__Short exercise__:
Copy each line of the data below with the word "строки".
..............................
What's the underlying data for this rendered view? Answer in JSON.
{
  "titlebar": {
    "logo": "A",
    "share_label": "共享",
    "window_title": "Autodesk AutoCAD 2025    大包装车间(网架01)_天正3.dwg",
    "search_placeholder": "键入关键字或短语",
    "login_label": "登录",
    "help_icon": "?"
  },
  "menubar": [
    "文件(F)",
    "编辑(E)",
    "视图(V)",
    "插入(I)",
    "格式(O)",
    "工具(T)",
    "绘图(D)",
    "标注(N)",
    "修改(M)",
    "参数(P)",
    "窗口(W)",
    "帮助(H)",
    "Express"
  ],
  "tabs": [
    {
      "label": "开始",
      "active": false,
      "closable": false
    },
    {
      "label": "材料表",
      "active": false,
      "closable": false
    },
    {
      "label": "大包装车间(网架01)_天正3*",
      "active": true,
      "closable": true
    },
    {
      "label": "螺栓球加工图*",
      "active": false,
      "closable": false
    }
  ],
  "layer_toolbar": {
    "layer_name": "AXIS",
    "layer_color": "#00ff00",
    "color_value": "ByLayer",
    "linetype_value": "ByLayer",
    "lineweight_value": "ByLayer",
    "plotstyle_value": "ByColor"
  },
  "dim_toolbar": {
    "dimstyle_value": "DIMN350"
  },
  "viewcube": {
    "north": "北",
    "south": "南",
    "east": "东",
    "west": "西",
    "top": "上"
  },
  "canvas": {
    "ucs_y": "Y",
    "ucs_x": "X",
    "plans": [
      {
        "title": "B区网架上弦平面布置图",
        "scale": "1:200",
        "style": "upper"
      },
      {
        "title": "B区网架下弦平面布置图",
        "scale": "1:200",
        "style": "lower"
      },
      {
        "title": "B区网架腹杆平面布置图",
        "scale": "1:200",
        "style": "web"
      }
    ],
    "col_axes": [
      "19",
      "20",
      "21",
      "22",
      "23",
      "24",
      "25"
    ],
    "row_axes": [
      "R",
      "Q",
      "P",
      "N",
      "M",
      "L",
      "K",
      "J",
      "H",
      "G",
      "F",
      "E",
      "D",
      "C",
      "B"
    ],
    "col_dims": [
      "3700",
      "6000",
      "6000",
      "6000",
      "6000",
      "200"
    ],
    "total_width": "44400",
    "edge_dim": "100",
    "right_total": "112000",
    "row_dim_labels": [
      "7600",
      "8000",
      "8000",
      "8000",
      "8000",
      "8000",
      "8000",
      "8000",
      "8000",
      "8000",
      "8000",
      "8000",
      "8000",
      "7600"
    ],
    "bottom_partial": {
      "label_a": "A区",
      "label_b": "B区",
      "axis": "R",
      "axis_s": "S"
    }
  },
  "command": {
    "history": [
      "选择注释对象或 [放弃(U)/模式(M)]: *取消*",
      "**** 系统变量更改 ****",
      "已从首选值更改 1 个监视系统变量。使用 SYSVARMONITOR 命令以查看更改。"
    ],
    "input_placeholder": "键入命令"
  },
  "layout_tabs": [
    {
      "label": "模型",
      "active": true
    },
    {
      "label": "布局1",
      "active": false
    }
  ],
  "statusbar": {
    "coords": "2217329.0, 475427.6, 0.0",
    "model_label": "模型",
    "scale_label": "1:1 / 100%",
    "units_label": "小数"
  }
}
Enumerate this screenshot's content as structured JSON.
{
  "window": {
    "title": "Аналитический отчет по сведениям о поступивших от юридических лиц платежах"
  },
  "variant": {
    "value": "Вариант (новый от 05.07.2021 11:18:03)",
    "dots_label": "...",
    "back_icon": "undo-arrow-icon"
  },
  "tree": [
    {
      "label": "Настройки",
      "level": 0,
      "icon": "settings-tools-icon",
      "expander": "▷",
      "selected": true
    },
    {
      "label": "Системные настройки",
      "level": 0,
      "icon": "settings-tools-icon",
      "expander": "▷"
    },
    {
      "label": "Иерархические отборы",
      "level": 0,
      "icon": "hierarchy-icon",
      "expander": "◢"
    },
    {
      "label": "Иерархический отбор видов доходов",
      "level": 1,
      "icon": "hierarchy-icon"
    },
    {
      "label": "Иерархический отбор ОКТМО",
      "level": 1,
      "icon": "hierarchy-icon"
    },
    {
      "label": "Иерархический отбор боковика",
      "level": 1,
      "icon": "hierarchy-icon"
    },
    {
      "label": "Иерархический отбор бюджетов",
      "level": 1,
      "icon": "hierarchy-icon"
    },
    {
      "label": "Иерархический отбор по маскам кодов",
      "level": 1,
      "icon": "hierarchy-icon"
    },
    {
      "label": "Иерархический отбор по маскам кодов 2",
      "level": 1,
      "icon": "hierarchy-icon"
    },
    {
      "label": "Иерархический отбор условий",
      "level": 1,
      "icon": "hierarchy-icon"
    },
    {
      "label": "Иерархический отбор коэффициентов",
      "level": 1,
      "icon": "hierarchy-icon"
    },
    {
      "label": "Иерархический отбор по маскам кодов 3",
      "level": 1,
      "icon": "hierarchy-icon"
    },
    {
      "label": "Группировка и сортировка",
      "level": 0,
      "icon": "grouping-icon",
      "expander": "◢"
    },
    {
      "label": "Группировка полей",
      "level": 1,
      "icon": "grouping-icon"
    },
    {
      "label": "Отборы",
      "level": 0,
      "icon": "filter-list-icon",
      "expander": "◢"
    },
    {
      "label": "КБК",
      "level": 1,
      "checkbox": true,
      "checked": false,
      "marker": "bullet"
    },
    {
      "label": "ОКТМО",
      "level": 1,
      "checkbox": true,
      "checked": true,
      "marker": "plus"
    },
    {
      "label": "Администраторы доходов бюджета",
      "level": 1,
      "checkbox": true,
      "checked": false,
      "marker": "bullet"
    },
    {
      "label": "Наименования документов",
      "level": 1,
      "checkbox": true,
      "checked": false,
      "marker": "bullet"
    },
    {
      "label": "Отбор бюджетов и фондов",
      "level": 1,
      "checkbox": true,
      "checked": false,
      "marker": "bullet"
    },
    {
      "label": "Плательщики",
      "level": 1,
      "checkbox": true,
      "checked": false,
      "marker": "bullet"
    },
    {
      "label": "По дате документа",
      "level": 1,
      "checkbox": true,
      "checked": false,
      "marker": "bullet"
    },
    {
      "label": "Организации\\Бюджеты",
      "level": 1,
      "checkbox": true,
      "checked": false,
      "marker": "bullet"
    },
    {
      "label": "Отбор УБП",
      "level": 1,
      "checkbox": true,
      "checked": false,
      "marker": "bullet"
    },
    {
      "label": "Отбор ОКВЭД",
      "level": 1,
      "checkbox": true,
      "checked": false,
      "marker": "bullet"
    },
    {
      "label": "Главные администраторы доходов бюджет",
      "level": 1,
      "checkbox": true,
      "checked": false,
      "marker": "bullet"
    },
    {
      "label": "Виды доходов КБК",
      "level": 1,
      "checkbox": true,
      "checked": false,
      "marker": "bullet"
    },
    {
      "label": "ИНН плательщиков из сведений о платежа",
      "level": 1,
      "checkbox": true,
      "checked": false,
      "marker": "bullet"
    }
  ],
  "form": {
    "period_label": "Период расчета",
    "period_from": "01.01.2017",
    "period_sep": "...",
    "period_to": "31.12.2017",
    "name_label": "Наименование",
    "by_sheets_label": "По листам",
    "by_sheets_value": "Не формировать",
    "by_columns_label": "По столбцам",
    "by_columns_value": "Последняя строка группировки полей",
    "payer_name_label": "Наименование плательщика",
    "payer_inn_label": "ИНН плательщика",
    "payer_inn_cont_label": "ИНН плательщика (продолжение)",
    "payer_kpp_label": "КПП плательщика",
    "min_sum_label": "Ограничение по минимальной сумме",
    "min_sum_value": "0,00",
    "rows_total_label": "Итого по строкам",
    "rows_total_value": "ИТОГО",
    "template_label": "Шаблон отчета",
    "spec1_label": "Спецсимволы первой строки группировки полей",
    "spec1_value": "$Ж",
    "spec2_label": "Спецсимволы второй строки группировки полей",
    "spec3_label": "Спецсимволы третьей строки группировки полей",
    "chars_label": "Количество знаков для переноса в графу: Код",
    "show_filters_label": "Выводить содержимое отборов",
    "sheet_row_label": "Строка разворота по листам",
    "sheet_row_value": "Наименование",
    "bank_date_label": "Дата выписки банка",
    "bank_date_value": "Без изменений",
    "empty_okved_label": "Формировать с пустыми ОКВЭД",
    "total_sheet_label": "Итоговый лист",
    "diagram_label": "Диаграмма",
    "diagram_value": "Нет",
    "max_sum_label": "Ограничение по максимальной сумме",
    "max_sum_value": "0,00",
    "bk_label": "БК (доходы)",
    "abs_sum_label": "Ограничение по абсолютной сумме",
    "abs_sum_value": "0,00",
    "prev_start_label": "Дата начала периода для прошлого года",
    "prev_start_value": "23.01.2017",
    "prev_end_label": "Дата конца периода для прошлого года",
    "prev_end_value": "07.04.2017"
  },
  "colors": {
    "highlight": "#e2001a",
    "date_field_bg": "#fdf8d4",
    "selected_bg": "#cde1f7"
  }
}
..............................
__Result of the exercise__:
    "spec1_label": "Спецсимволы первой строки группировки полей",
    "spec2_label": "Спецсимволы второй строки группировки полей",
    "spec3_label": "Спецсимволы третьей строки группировки полей",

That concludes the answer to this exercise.